### Written instruction
Copy each line in the data that includes the word "icon".

### Provided information
####
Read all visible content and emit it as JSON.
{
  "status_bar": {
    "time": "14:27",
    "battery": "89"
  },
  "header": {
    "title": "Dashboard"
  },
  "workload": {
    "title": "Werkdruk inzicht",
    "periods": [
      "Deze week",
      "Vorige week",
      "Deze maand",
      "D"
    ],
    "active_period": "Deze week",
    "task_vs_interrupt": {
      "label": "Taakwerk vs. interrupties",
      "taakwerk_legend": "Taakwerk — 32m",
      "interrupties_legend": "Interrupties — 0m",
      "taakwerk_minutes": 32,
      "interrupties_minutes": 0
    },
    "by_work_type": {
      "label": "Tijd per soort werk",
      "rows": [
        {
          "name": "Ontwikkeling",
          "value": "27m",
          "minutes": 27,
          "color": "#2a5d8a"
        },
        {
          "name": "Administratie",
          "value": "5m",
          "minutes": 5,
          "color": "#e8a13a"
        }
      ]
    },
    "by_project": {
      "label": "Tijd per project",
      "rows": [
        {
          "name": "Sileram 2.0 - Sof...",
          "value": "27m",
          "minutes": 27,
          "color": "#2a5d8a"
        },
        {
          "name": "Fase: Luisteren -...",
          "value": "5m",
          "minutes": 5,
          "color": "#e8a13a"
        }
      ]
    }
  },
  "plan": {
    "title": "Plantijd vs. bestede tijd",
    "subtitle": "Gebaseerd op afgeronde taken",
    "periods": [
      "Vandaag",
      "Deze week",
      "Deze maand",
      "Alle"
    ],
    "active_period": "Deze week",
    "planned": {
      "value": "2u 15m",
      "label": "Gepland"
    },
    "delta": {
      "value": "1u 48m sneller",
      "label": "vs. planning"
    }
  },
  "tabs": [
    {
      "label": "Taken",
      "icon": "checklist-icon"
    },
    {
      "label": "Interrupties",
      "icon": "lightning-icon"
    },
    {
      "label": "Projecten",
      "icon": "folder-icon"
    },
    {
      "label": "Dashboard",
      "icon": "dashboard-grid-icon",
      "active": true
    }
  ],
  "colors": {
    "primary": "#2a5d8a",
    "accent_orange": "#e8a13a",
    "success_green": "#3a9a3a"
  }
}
####
### Output of the exercise
      "icon": "checklist-icon"
      "icon": "lightning-icon"
      "icon": "folder-icon"
      "icon": "dashboard-grid-icon",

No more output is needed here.